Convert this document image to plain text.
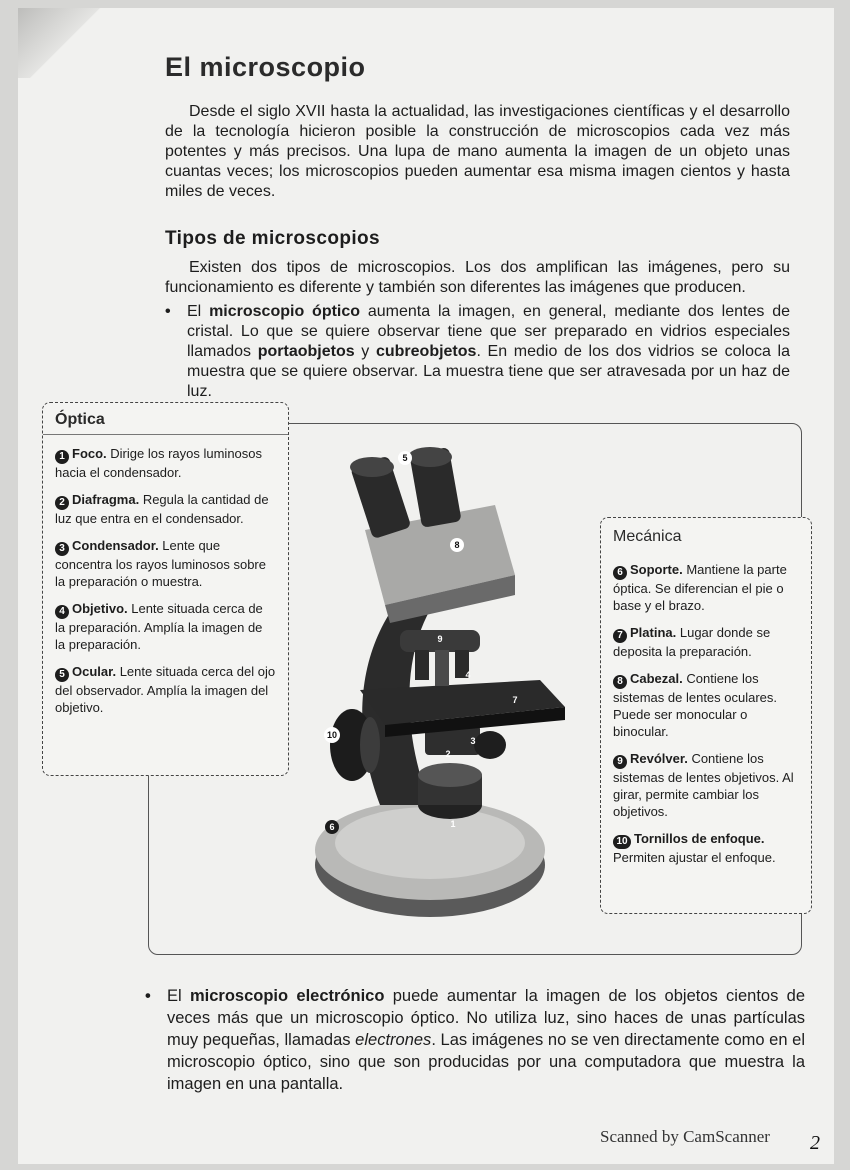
El microscopio

Desde el siglo XVII hasta la actualidad, las investigaciones científicas y el desarrollo de la tecnología hicieron posible la construcción de microscopios cada vez más potentes y más precisos. Una lupa de mano aumenta la imagen de un objeto unas cuantas veces; los microscopios pueden aumentar esa misma imagen cientos y hasta miles de veces.

Tipos de microscopios

Existen dos tipos de microscopios. Los dos amplifican las imágenes, pero su funcionamiento es diferente y también son diferentes las imágenes que producen.

• El microscopio óptico aumenta la imagen, en general, mediante dos lentes de cristal. Lo que se quiere observar tiene que ser preparado en vidrios especiales llamados portaobjetos y cubreobjetos. En medio de los dos vidrios se coloca la muestra que se quiere observar. La muestra tiene que ser atravesada por un haz de luz.
5
8
9
4
7
3
2
1
10
6
Óptica
1 Foco. Dirige los rayos luminosos hacia el condensador.
2 Diafragma. Regula la cantidad de luz que entra en el condensador.
3 Condensador. Lente que concentra los rayos luminosos sobre la preparación o muestra.
4 Objetivo. Lente situada cerca de la preparación. Amplía la imagen de la preparación.
5 Ocular. Lente situada cerca del ojo del observador. Amplía la imagen del objetivo.
Mecánica
6 Soporte. Mantiene la parte óptica. Se diferencian el pie o base y el brazo.
7 Platina. Lugar donde se deposita la preparación.
8 Cabezal. Contiene los sistemas de lentes oculares. Puede ser monocular o binocular.
9 Revólver. Contiene los sistemas de lentes objetivos. Al girar, permite cambiar los objetivos.
10 Tornillos de enfoque. Permiten ajustar el enfoque.
• El microscopio electrónico puede aumentar la imagen de los objetos cientos de veces más que un microscopio óptico. No utiliza luz, sino haces de unas partículas muy pequeñas, llamadas electrones. Las imágenes no se ven directamente como en el microscopio óptico, sino que son producidas por una computadora que muestra la imagen en una pantalla.
Scanned by CamScanner 2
◇ ◇ ◇
### What this task involves
When a line of the records holds the word "microscopios", copy that line.

### Final answer
Desde el siglo XVII hasta la actualidad, las investigaciones científicas y el desarrollo de la tecnología hicieron posible la construcción de microscopios cada vez más potentes y más precisos. Una lupa de mano aumenta la imagen de un objeto unas cuantas veces; los microscopios pueden aumentar esa misma imagen cientos y hasta miles de veces.
Tipos de microscopios
Existen dos tipos de microscopios. Los dos amplifican las imágenes, pero su funcionamiento es diferente y también son diferentes las imágenes que producen.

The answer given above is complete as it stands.